(Records from a collection of figures)

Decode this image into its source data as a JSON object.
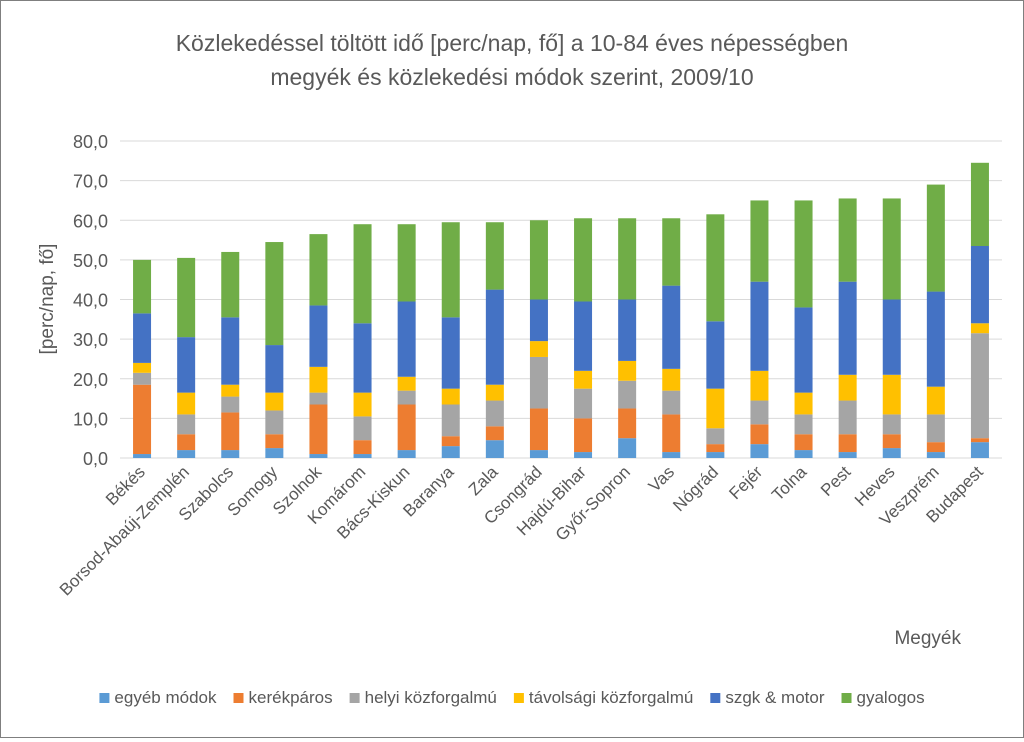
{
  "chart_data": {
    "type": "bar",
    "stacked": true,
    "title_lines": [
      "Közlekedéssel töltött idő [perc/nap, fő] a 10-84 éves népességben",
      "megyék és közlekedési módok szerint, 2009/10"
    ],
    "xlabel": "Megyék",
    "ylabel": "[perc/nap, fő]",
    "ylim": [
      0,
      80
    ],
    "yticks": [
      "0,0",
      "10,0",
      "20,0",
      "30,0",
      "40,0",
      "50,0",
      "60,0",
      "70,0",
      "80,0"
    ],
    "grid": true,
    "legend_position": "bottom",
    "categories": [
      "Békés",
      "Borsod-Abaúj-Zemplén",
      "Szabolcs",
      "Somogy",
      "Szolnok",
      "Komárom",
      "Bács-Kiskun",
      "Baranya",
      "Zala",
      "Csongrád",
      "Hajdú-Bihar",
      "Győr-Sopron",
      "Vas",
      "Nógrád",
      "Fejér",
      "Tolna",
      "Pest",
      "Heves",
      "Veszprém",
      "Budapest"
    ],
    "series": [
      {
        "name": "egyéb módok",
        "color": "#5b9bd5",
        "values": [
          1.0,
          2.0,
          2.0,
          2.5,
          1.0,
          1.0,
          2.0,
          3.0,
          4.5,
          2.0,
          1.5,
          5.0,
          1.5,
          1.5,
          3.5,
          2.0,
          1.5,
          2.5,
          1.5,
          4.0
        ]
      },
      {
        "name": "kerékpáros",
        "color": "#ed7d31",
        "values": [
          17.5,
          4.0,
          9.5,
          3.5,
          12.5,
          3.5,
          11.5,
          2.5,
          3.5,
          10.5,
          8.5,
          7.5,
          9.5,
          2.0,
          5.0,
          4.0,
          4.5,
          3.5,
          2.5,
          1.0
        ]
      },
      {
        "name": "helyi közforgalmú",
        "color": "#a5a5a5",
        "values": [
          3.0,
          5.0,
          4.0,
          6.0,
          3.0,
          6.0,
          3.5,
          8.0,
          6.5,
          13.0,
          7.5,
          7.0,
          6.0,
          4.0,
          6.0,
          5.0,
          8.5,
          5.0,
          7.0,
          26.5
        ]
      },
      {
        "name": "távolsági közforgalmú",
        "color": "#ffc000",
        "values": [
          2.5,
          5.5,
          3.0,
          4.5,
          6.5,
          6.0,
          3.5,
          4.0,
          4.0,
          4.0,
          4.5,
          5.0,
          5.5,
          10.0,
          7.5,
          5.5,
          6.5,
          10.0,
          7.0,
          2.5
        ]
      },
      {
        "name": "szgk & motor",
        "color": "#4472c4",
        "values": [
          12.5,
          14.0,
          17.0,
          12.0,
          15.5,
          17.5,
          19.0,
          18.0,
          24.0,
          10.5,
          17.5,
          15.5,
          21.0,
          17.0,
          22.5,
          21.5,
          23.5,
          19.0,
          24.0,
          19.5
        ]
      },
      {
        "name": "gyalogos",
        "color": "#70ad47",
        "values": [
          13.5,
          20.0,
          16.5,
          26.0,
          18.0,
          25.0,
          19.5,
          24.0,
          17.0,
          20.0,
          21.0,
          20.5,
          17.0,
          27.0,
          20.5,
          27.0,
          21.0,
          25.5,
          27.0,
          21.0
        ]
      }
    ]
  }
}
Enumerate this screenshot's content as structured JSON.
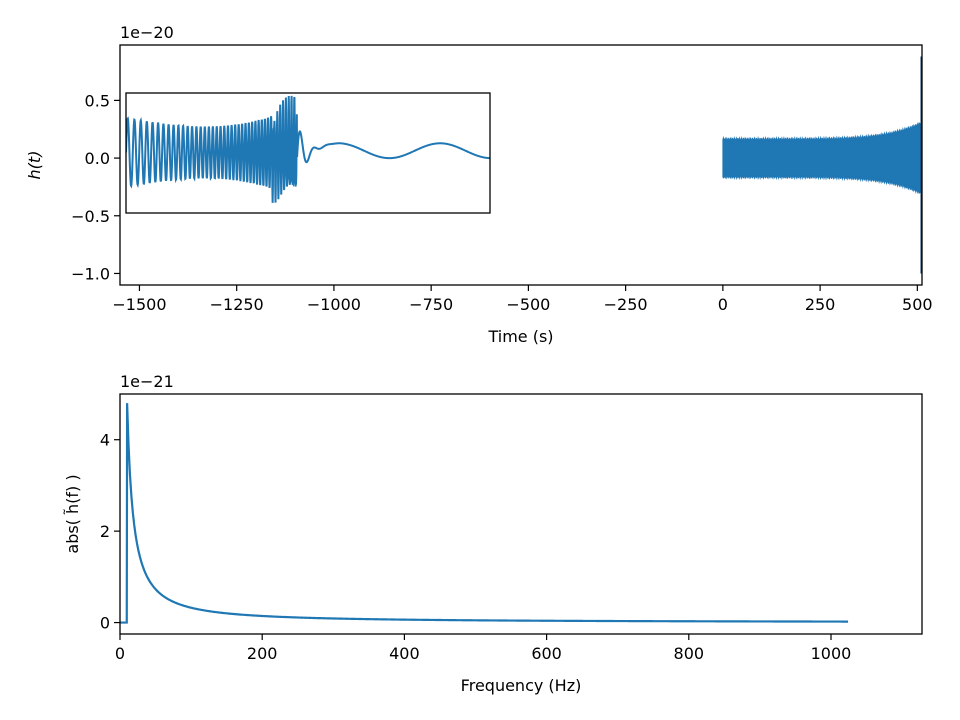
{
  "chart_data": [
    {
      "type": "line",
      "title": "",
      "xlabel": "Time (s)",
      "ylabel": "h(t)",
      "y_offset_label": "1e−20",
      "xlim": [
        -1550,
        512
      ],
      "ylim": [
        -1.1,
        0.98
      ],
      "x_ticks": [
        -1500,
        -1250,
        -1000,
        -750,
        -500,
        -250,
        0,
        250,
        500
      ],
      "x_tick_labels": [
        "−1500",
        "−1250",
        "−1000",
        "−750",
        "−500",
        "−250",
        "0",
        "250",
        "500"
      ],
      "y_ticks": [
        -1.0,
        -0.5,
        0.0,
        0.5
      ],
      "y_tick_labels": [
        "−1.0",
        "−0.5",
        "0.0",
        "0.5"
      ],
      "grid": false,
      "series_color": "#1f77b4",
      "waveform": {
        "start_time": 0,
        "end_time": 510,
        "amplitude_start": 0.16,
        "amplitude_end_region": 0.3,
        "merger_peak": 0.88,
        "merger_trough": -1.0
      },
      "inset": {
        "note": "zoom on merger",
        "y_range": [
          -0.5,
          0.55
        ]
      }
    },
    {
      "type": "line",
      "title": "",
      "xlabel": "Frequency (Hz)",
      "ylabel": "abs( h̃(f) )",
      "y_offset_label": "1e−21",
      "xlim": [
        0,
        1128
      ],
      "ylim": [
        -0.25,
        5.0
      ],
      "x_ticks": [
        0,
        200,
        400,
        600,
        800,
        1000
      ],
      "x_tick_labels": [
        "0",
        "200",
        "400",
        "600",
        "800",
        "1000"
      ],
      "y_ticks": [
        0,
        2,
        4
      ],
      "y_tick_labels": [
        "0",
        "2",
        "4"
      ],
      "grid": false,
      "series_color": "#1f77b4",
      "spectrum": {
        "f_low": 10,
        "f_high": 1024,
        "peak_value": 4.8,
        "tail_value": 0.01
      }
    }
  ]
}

* [WHAT YOU WILL DO]:
Write out the entries again, exactly as given, skipping any images.

* [EXERCISE RESULT]:
Decode this image into its source data as a JSON object.
{
  "chart_data": {
    "type": "bar",
    "stacked": true,
    "title_lines": [
      "Közlekedéssel töltött idő [perc/nap, fő] a 10-84 éves népességben",
      "megyék és közlekedési módok szerint, 2009/10"
    ],
    "xlabel": "Megyék",
    "ylabel": "[perc/nap, fő]",
    "ylim": [
      0,
      80
    ],
    "yticks": [
      "0,0",
      "10,0",
      "20,0",
      "30,0",
      "40,0",
      "50,0",
      "60,0",
      "70,0",
      "80,0"
    ],
    "grid": true,
    "legend_position": "bottom",
    "categories": [
      "Békés",
      "Borsod-Abaúj-Zemplén",
      "Szabolcs",
      "Somogy",
      "Szolnok",
      "Komárom",
      "Bács-Kiskun",
      "Baranya",
      "Zala",
      "Csongrád",
      "Hajdú-Bihar",
      "Győr-Sopron",
      "Vas",
      "Nógrád",
      "Fejér",
      "Tolna",
      "Pest",
      "Heves",
      "Veszprém",
      "Budapest"
    ],
    "series": [
      {
        "name": "egyéb módok",
        "color": "#5b9bd5",
        "values": [
          1.0,
          2.0,
          2.0,
          2.5,
          1.0,
          1.0,
          2.0,
          3.0,
          4.5,
          2.0,
          1.5,
          5.0,
          1.5,
          1.5,
          3.5,
          2.0,
          1.5,
          2.5,
          1.5,
          4.0
        ]
      },
      {
        "name": "kerékpáros",
        "color": "#ed7d31",
        "values": [
          17.5,
          4.0,
          9.5,
          3.5,
          12.5,
          3.5,
          11.5,
          2.5,
          3.5,
          10.5,
          8.5,
          7.5,
          9.5,
          2.0,
          5.0,
          4.0,
          4.5,
          3.5,
          2.5,
          1.0
        ]
      },
      {
        "name": "helyi közforgalmú",
        "color": "#a5a5a5",
        "values": [
          3.0,
          5.0,
          4.0,
          6.0,
          3.0,
          6.0,
          3.5,
          8.0,
          6.5,
          13.0,
          7.5,
          7.0,
          6.0,
          4.0,
          6.0,
          5.0,
          8.5,
          5.0,
          7.0,
          26.5
        ]
      },
      {
        "name": "távolsági közforgalmú",
        "color": "#ffc000",
        "values": [
          2.5,
          5.5,
          3.0,
          4.5,
          6.5,
          6.0,
          3.5,
          4.0,
          4.0,
          4.0,
          4.5,
          5.0,
          5.5,
          10.0,
          7.5,
          5.5,
          6.5,
          10.0,
          7.0,
          2.5
        ]
      },
      {
        "name": "szgk & motor",
        "color": "#4472c4",
        "values": [
          12.5,
          14.0,
          17.0,
          12.0,
          15.5,
          17.5,
          19.0,
          18.0,
          24.0,
          10.5,
          17.5,
          15.5,
          21.0,
          17.0,
          22.5,
          21.5,
          23.5,
          19.0,
          24.0,
          19.5
        ]
      },
      {
        "name": "gyalogos",
        "color": "#70ad47",
        "values": [
          13.5,
          20.0,
          16.5,
          26.0,
          18.0,
          25.0,
          19.5,
          24.0,
          17.0,
          20.0,
          21.0,
          20.5,
          17.0,
          27.0,
          20.5,
          27.0,
          21.0,
          25.5,
          27.0,
          21.0
        ]
      }
    ]
  }
}
Enumerate this screenshot's content as structured JSON.
{
  "chart_data": [
    {
      "type": "line",
      "title": "",
      "xlabel": "Time (s)",
      "ylabel": "h(t)",
      "y_offset_label": "1e−20",
      "xlim": [
        -1550,
        512
      ],
      "ylim": [
        -1.1,
        0.98
      ],
      "x_ticks": [
        -1500,
        -1250,
        -1000,
        -750,
        -500,
        -250,
        0,
        250,
        500
      ],
      "x_tick_labels": [
        "−1500",
        "−1250",
        "−1000",
        "−750",
        "−500",
        "−250",
        "0",
        "250",
        "500"
      ],
      "y_ticks": [
        -1.0,
        -0.5,
        0.0,
        0.5
      ],
      "y_tick_labels": [
        "−1.0",
        "−0.5",
        "0.0",
        "0.5"
      ],
      "grid": false,
      "series_color": "#1f77b4",
      "waveform": {
        "start_time": 0,
        "end_time": 510,
        "amplitude_start": 0.16,
        "amplitude_end_region": 0.3,
        "merger_peak": 0.88,
        "merger_trough": -1.0
      },
      "inset": {
        "note": "zoom on merger",
        "y_range": [
          -0.5,
          0.55
        ]
      }
    },
    {
      "type": "line",
      "title": "",
      "xlabel": "Frequency (Hz)",
      "ylabel": "abs( h̃(f) )",
      "y_offset_label": "1e−21",
      "xlim": [
        0,
        1128
      ],
      "ylim": [
        -0.25,
        5.0
      ],
      "x_ticks": [
        0,
        200,
        400,
        600,
        800,
        1000
      ],
      "x_tick_labels": [
        "0",
        "200",
        "400",
        "600",
        "800",
        "1000"
      ],
      "y_ticks": [
        0,
        2,
        4
      ],
      "y_tick_labels": [
        "0",
        "2",
        "4"
      ],
      "grid": false,
      "series_color": "#1f77b4",
      "spectrum": {
        "f_low": 10,
        "f_high": 1024,
        "peak_value": 4.8,
        "tail_value": 0.01
      }
    }
  ]
}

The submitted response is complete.